Directive
Make an exact transcription of the material, leaving out all images.

Extracted data
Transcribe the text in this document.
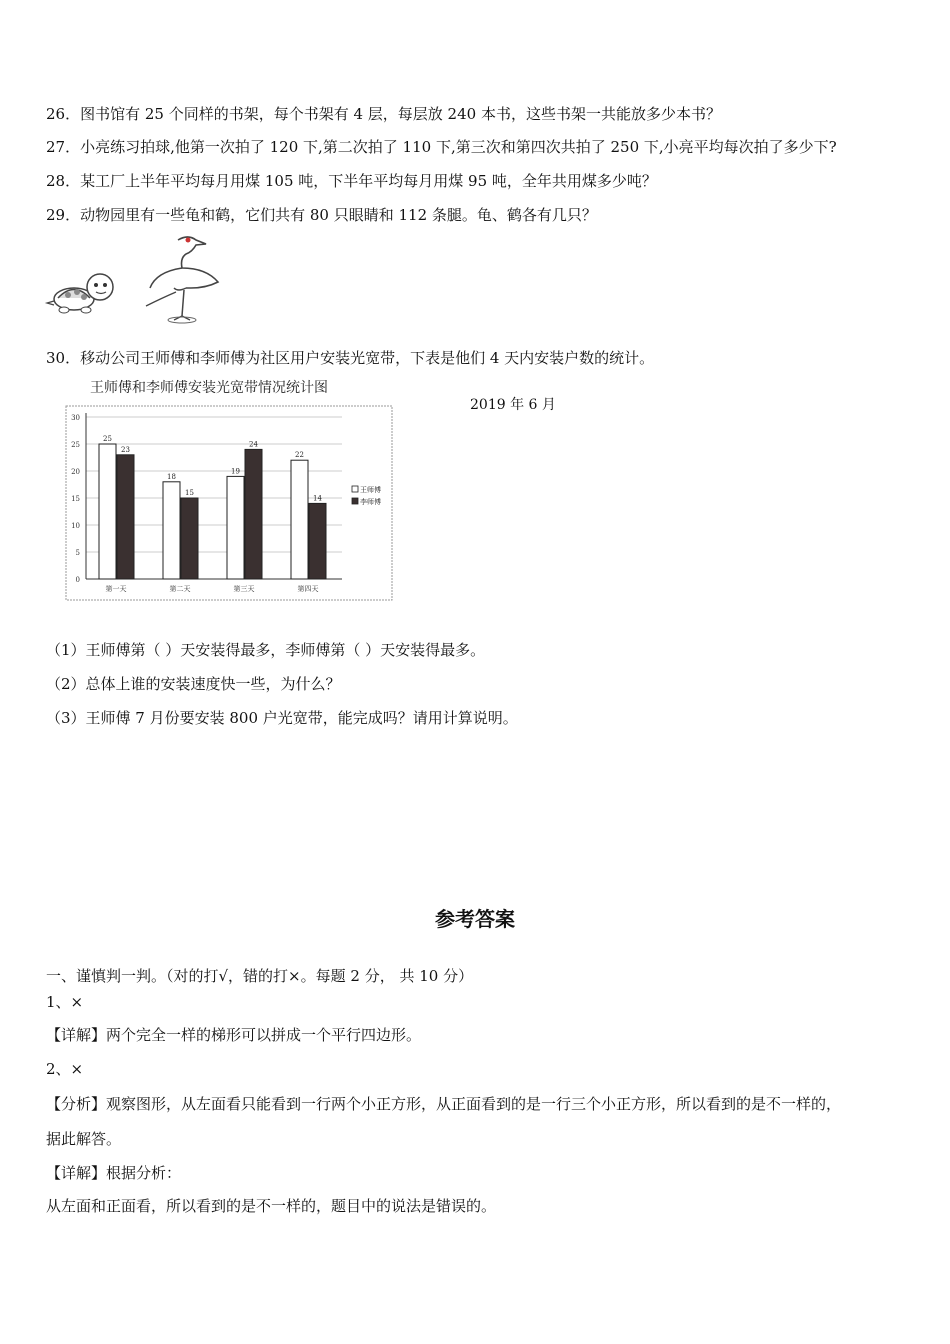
26．图书馆有 25 个同样的书架，每个书架有 4 层，每层放 240 本书，这些书架一共能放多少本书？
27．小亮练习拍球,他第一次拍了 120 下,第二次拍了 110 下,第三次和第四次共拍了 250 下,小亮平均每次拍了多少下?
28．某工厂上半年平均每月用煤 105 吨，下半年平均每月用煤 95 吨，全年共用煤多少吨？
29．动物园里有一些龟和鹤，它们共有 80 只眼睛和 112 条腿。龟、鹤各有几只？
30．移动公司王师傅和李师傅为社区用户安装光宽带，下表是他们 4 天内安装户数的统计。
王师傅和李师傅安装光宽带情况统计图
0
5
10
15
20
25
30
25
23
第一天
18
15
第二天
19
24
第三天
22
14
第四天
王师傅
李师傅
2019 年 6 月
（1）王师傅第（ ）天安装得最多，李师傅第（ ）天安装得最多。
（2）总体上谁的安装速度快一些，为什么？
（3）王师傅 7 月份要安装 800 户光宽带，能完成吗？请用计算说明。
参考答案
一、谨慎判一判。（对的打√，错的打×。每题 2 分， 共 10 分）
1、×
【详解】两个完全一样的梯形可以拼成一个平行四边形。
2、×
【分析】观察图形，从左面看只能看到一行两个小正方形，从正面看到的是一行三个小正方形，所以看到的是不一样的，
据此解答。
【详解】根据分析：
从左面和正面看，所以看到的是不一样的，题目中的说法是错误的。
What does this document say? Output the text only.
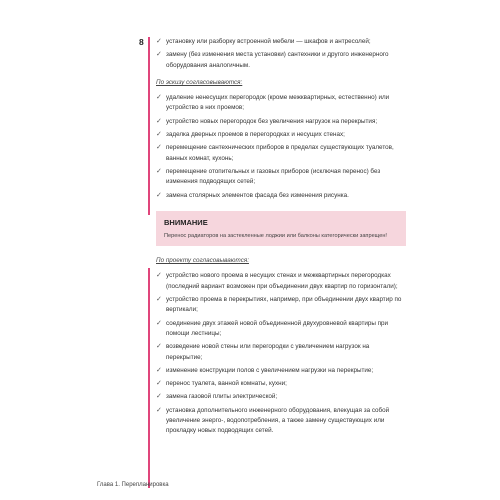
8
Глава 1. Перепланировка
✓ установку или разборку встроенной мебели — шкафов и антресолей;
✓ замену (без изменения места установки) сантехники и другого инженерного оборудования аналогичным.
По эскизу согласовываются:
✓ удаление ненесущих перегородок (кроме межквартирных, естественно) или устройство в них проемов;
✓ устройство новых перегородок без увеличения нагрузок на перекрытия;
✓ заделка дверных проемов в перегородках и несущих стенах;
✓ перемещение сантехнических приборов в пределах существующих туалетов, ванных комнат, кухонь;
✓ перемещение отопительных и газовых приборов (исключая перенос) без изменения подводящих сетей;
✓ замена столярных элементов фасада без изменения рисунка.
ВНИМАНИЕ
Перенос радиаторов на застекленные лоджии или балконы категорически запрещен!
По проекту согласовываются:
✓ устройство нового проема в несущих стенах и межквартирных перегородках (последний вариант возможен при объединении двух квартир по горизонтали);
✓ устройство проема в перекрытиях, например, при объединении двух квартир по вертикали;
✓ соединение двух этажей новой объединенной двухуровневой квартиры при помощи лестницы;
✓ возведение новой стены или перегородки с увеличением нагрузок на перекрытие;
✓ изменение конструкции полов с увеличением нагрузки на перекрытие;
✓ перенос туалета, ванной комнаты, кухни;
✓ замена газовой плиты электрической;
✓ установка дополнительного инженерного оборудования, влекущая за собой увеличение энерго-, водопотребления, а также замену существующих или прокладку новых подводящих сетей.
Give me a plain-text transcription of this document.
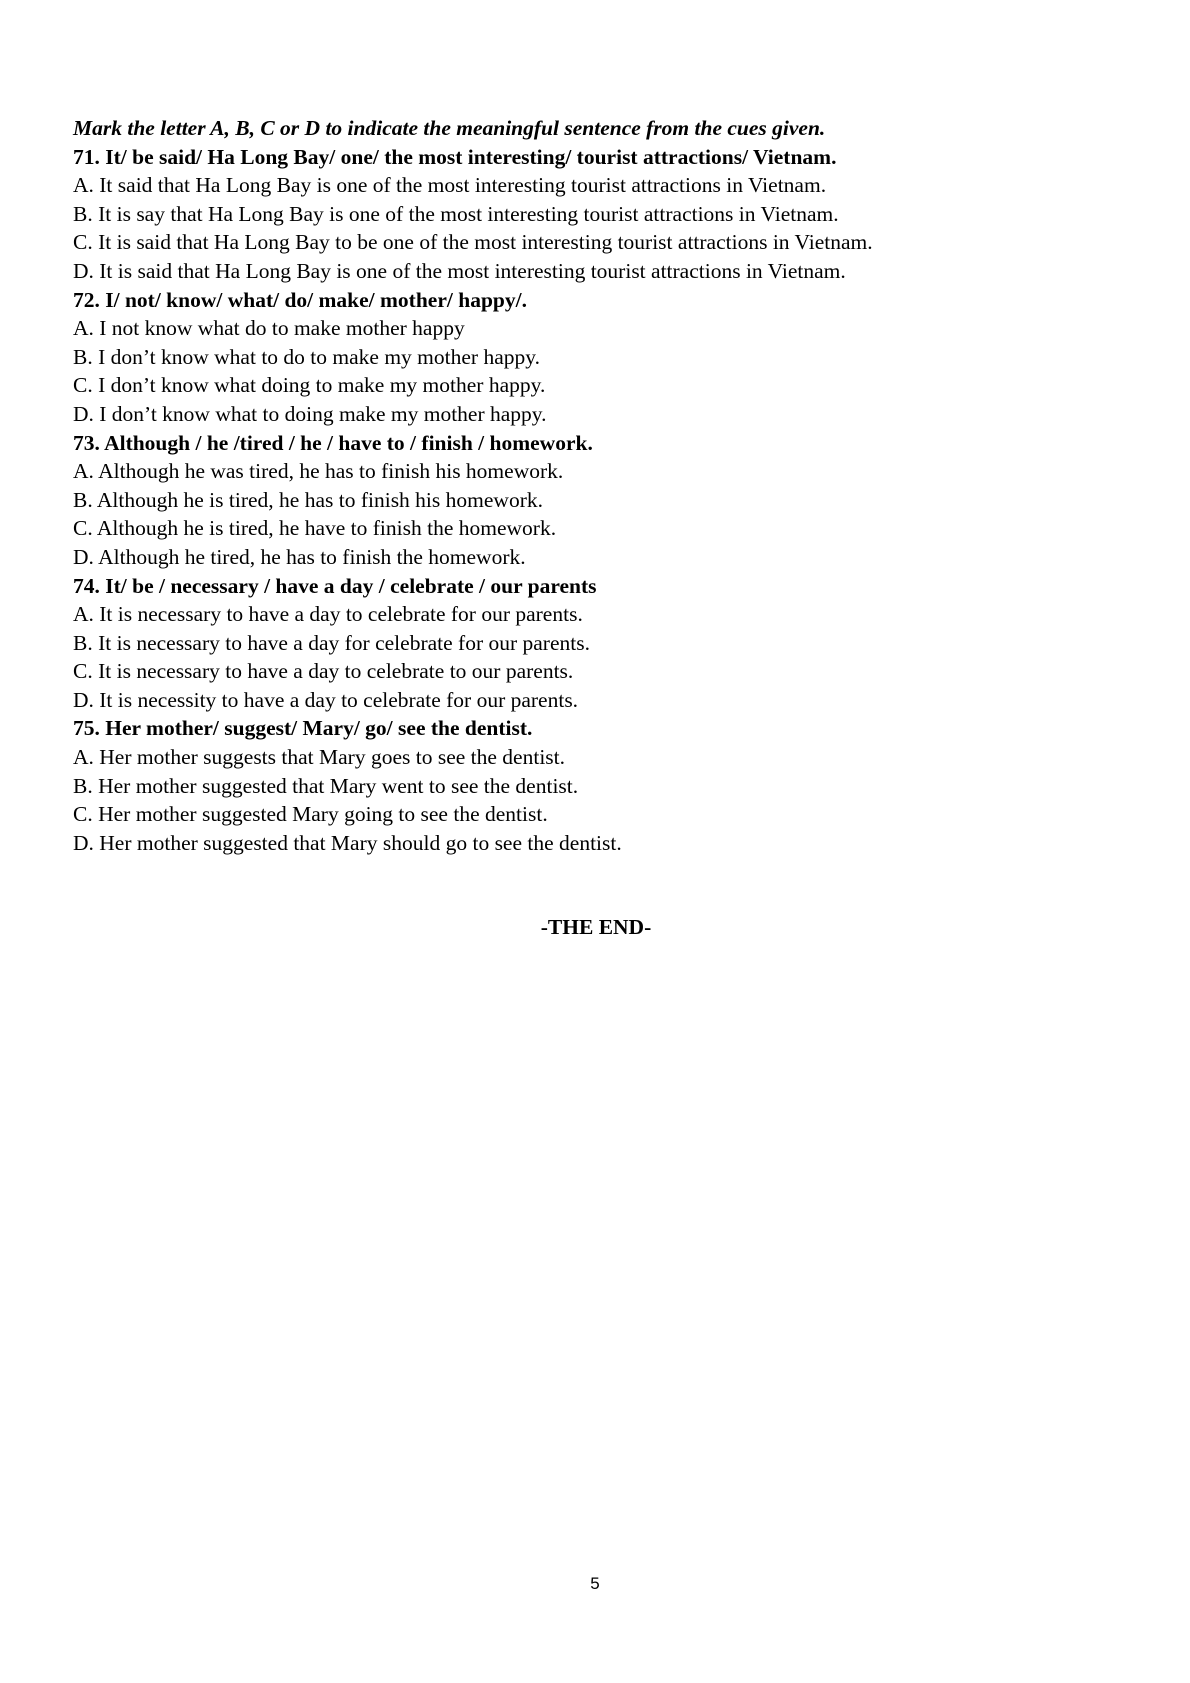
Mark the letter A, B, C or D to indicate the meaningful sentence from the cues given.
71. It/ be said/ Ha Long Bay/ one/ the most interesting/ tourist attractions/ Vietnam.
A. It said that Ha Long Bay is one of the most interesting tourist attractions in Vietnam.
B. It is say that Ha Long Bay is one of the most interesting tourist attractions in Vietnam.
C. It is said that Ha Long Bay to be one of the most interesting tourist attractions in Vietnam.
D. It is said that Ha Long Bay is one of the most interesting tourist attractions in Vietnam.
72. I/ not/ know/ what/ do/ make/ mother/ happy/.
A. I not know what do to make mother happy
B. I don’t know what to do to make my mother happy.
C. I don’t know what doing to make my mother happy.
D. I don’t know what to doing make my mother happy.
73. Although / he /tired / he / have to / finish / homework.
A. Although he was tired, he has to finish his homework.
B. Although he is tired, he has to finish his homework.
C. Although he is tired, he have to finish the homework.
D. Although he tired, he has to finish the homework.
74. It/ be / necessary / have a day / celebrate / our parents
A. It is necessary to have a day to celebrate for our parents.
B. It is necessary to have a day for celebrate for our parents.
C. It is necessary to have a day to celebrate to our parents.
D. It is necessity to have a day to celebrate for our parents.
75. Her mother/ suggest/ Mary/ go/ see the dentist.
A. Her mother suggests that Mary goes to see the dentist.
B. Her mother suggested that Mary went to see the dentist.
C. Her mother suggested Mary going to see the dentist.
D. Her mother suggested that Mary should go to see the dentist.
-THE END-
5
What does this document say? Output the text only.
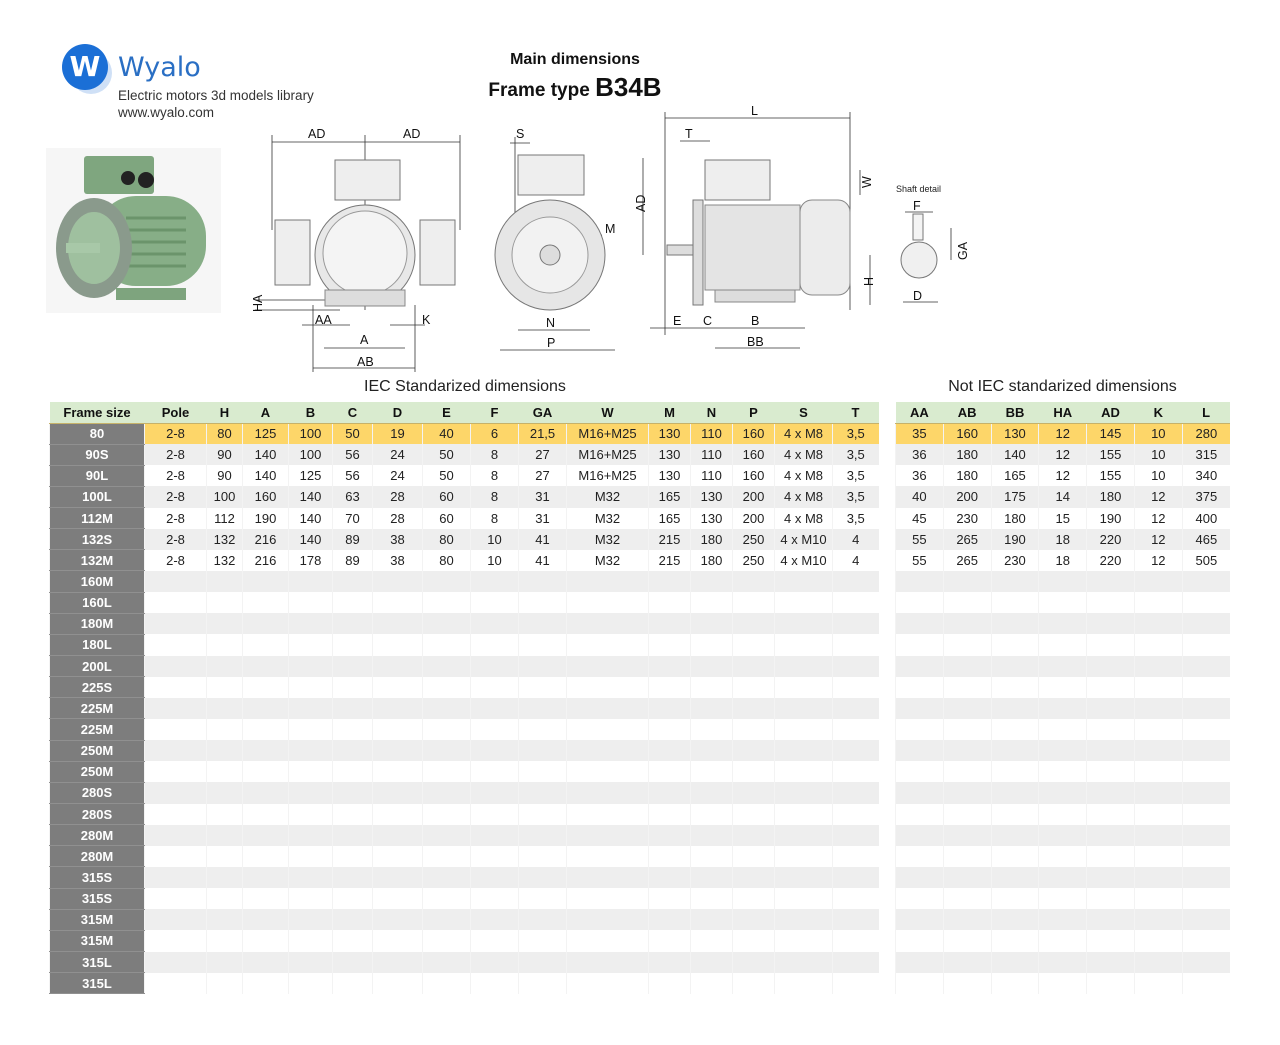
W Wyalo
Electric motors 3d models library
www.wyalo.com
Main dimensions
Frame type B34B
AD	AD
HA
AA	K
A
AB
S
M
N
P
L
T
W
AD
H
E C	B
BB
Shaft detail
F
GA
D
IEC Standarized dimensions	Not IEC standarized dimensions
Frame size	Pole	H	A	B	C	D	E	F	GA	W	M	N	P	S	T
80	2-8	80	125	100	50	19	40	6	21,5	M16+M25	130	110	160	4 x M8	3,5
90S	2-8	90	140	100	56	24	50	8	27	M16+M25	130	110	160	4 x M8	3,5
90L	2-8	90	140	125	56	24	50	8	27	M16+M25	130	110	160	4 x M8	3,5
100L	2-8	100	160	140	63	28	60	8	31	M32	165	130	200	4 x M8	3,5
112M	2-8	112	190	140	70	28	60	8	31	M32	165	130	200	4 x M8	3,5
132S	2-8	132	216	140	89	38	80	10	41	M32	215	180	250	4 x M10	4
132M	2-8	132	216	178	89	38	80	10	41	M32	215	180	250	4 x M10	4
160M															
160L															
180M															
180L															
200L															
225S															
225M															
225M															
250M															
250M															
280S															
280S															
280M															
280M															
315S															
315S															
315M															
315M															
315L															
315L															
AA	AB	BB	HA	AD	K	L
35	160	130	12	145	10	280
36	180	140	12	155	10	315
36	180	165	12	155	10	340
40	200	175	14	180	12	375
45	230	180	15	190	12	400
55	265	190	18	220	12	465
55	265	230	18	220	12	505
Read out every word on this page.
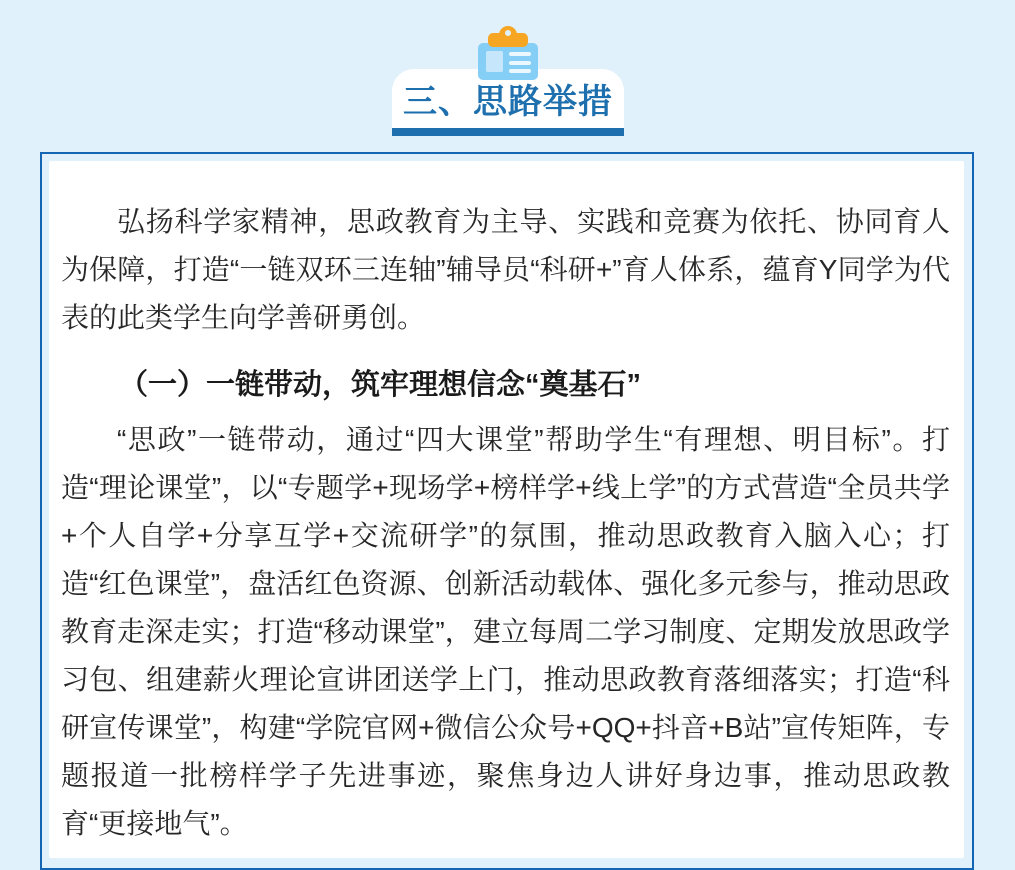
三、思路举措

弘扬科学家精神，思政教育为主导、实践和竞赛为依托、协同育人为保障，打造“一链双环三连轴”辅导员“科研+”育人体系，蕴育Y同学为代表的此类学生向学善研勇创。

（一）一链带动，筑牢理想信念“奠基石”

“思政”一链带动，通过“四大课堂”帮助学生“有理想、明目标”。打造“理论课堂”，以“专题学+现场学+榜样学+线上学”的方式营造“全员共学+个人自学+分享互学+交流研学”的氛围，推动思政教育入脑入心；打造“红色课堂”，盘活红色资源、创新活动载体、强化多元参与，推动思政教育走深走实；打造“移动课堂”，建立每周二学习制度、定期发放思政学习包、组建薪火理论宣讲团送学上门，推动思政教育落细落实；打造“科研宣传课堂”，构建“学院官网+微信公众号+QQ+抖音+B站”宣传矩阵，专题报道一批榜样学子先进事迹，聚焦身边人讲好身边事，推动思政教育“更接地气”。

Problem solution
Transcribe the text in this document.
26．图书馆有 25 个同样的书架，每个书架有 4 层，每层放 240 本书，这些书架一共能放多少本书？
27．小亮练习拍球,他第一次拍了 120 下,第二次拍了 110 下,第三次和第四次共拍了 250 下,小亮平均每次拍了多少下?
28．某工厂上半年平均每月用煤 105 吨，下半年平均每月用煤 95 吨，全年共用煤多少吨？
29．动物园里有一些龟和鹤，它们共有 80 只眼睛和 112 条腿。龟、鹤各有几只？
30．移动公司王师傅和李师傅为社区用户安装光宽带，下表是他们 4 天内安装户数的统计。
王师傅和李师傅安装光宽带情况统计图
0
5
10
15
20
25
30
25
23
第一天
18
15
第二天
19
24
第三天
22
14
第四天
王师傅
李师傅
2019 年 6 月
（1）王师傅第（ ）天安装得最多，李师傅第（ ）天安装得最多。
（2）总体上谁的安装速度快一些，为什么？
（3）王师傅 7 月份要安装 800 户光宽带，能完成吗？请用计算说明。
参考答案
一、谨慎判一判。（对的打√，错的打×。每题 2 分， 共 10 分）
1、×
【详解】两个完全一样的梯形可以拼成一个平行四边形。
2、×
【分析】观察图形，从左面看只能看到一行两个小正方形，从正面看到的是一行三个小正方形，所以看到的是不一样的，
据此解答。
【详解】根据分析：
从左面和正面看，所以看到的是不一样的，题目中的说法是错误的。
What does this document say? Output the text only.
8
Глава 1. Перепланировка
✓ установку или разборку встроенной мебели — шкафов и антресолей;
✓ замену (без изменения места установки) сантехники и другого инженерного оборудования аналогичным.
По эскизу согласовываются:
✓ удаление ненесущих перегородок (кроме межквартирных, естественно) или устройство в них проемов;
✓ устройство новых перегородок без увеличения нагрузок на перекрытия;
✓ заделка дверных проемов в перегородках и несущих стенах;
✓ перемещение сантехнических приборов в пределах существующих туалетов, ванных комнат, кухонь;
✓ перемещение отопительных и газовых приборов (исключая перенос) без изменения подводящих сетей;
✓ замена столярных элементов фасада без изменения рисунка.
ВНИМАНИЕ
Перенос радиаторов на застекленные лоджии или балконы категорически запрещен!
По проекту согласовываются:
✓ устройство нового проема в несущих стенах и межквартирных перегородках (последний вариант возможен при объединении двух квартир по горизонтали);
✓ устройство проема в перекрытиях, например, при объединении двух квартир по вертикали;
✓ соединение двух этажей новой объединенной двухуровневой квартиры при помощи лестницы;
✓ возведение новой стены или перегородки с увеличением нагрузок на перекрытие;
✓ изменение конструкции полов с увеличением нагрузки на перекрытие;
✓ перенос туалета, ванной комнаты, кухни;
✓ замена газовой плиты электрической;
✓ установка дополнительного инженерного оборудования, влекущая за собой увеличение энерго-, водопотребления, а также замену существующих или прокладку новых подводящих сетей.
Give me a plain-text transcription of this document.
Mark the letter A, B, C or D to indicate the meaningful sentence from the cues given.
71. It/ be said/ Ha Long Bay/ one/ the most interesting/ tourist attractions/ Vietnam.
A. It said that Ha Long Bay is one of the most interesting tourist attractions in Vietnam.
B. It is say that Ha Long Bay is one of the most interesting tourist attractions in Vietnam.
C. It is said that Ha Long Bay to be one of the most interesting tourist attractions in Vietnam.
D. It is said that Ha Long Bay is one of the most interesting tourist attractions in Vietnam.
72. I/ not/ know/ what/ do/ make/ mother/ happy/.
A. I not know what do to make mother happy
B. I don’t know what to do to make my mother happy.
C. I don’t know what doing to make my mother happy.
D. I don’t know what to doing make my mother happy.
73. Although / he /tired / he / have to / finish / homework.
A. Although he was tired, he has to finish his homework.
B. Although he is tired, he has to finish his homework.
C. Although he is tired, he have to finish the homework.
D. Although he tired, he has to finish the homework.
74. It/ be / necessary / have a day / celebrate / our parents
A. It is necessary to have a day to celebrate for our parents.
B. It is necessary to have a day for celebrate for our parents.
C. It is necessary to have a day to celebrate to our parents.
D. It is necessity to have a day to celebrate for our parents.
75. Her mother/ suggest/ Mary/ go/ see the dentist.
A. Her mother suggests that Mary goes to see the dentist.
B. Her mother suggested that Mary went to see the dentist.
C. Her mother suggested Mary going to see the dentist.
D. Her mother suggested that Mary should go to see the dentist.
-THE END-
5
What does this document say? Output the text only.
W Wyalo
Electric motors 3d models library
www.wyalo.com
Main dimensions
Frame type B34B
AD	AD
HA
AA	K
A
AB
S
M
N
P
L
T
W
AD
H
E C	B
BB
Shaft detail
F
GA
D
IEC Standarized dimensions	Not IEC standarized dimensions
Frame size	Pole	H	A	B	C	D	E	F	GA	W	M	N	P	S	T
80	2-8	80	125	100	50	19	40	6	21,5	M16+M25	130	110	160	4 x M8	3,5
90S	2-8	90	140	100	56	24	50	8	27	M16+M25	130	110	160	4 x M8	3,5
90L	2-8	90	140	125	56	24	50	8	27	M16+M25	130	110	160	4 x M8	3,5
100L	2-8	100	160	140	63	28	60	8	31	M32	165	130	200	4 x M8	3,5
112M	2-8	112	190	140	70	28	60	8	31	M32	165	130	200	4 x M8	3,5
132S	2-8	132	216	140	89	38	80	10	41	M32	215	180	250	4 x M10	4
132M	2-8	132	216	178	89	38	80	10	41	M32	215	180	250	4 x M10	4
160M															
160L															
180M															
180L															
200L															
225S															
225M															
225M															
250M															
250M															
280S															
280S															
280M															
280M															
315S															
315S															
315M															
315M															
315L															
315L															
AA	AB	BB	HA	AD	K	L
35	160	130	12	145	10	280
36	180	140	12	155	10	315
36	180	165	12	155	10	340
40	200	175	14	180	12	375
45	230	180	15	190	12	400
55	265	190	18	220	12	465
55	265	230	18	220	12	505
Read out every word on this page.
三、思路举措

弘扬科学家精神，思政教育为主导、实践和竞赛为依托、协同育人为保障，打造“一链双环三连轴”辅导员“科研+”育人体系，蕴育Y同学为代表的此类学生向学善研勇创。

（一）一链带动，筑牢理想信念“奠基石”

“思政”一链带动，通过“四大课堂”帮助学生“有理想、明目标”。打造“理论课堂”，以“专题学+现场学+榜样学+线上学”的方式营造“全员共学+个人自学+分享互学+交流研学”的氛围，推动思政教育入脑入心；打造“红色课堂”，盘活红色资源、创新活动载体、强化多元参与，推动思政教育走深走实；打造“移动课堂”，建立每周二学习制度、定期发放思政学习包、组建薪火理论宣讲团送学上门，推动思政教育落细落实；打造“科研宣传课堂”，构建“学院官网+微信公众号+QQ+抖音+B站”宣传矩阵，专题报道一批榜样学子先进事迹，聚焦身边人讲好身边事，推动思政教育“更接地气”。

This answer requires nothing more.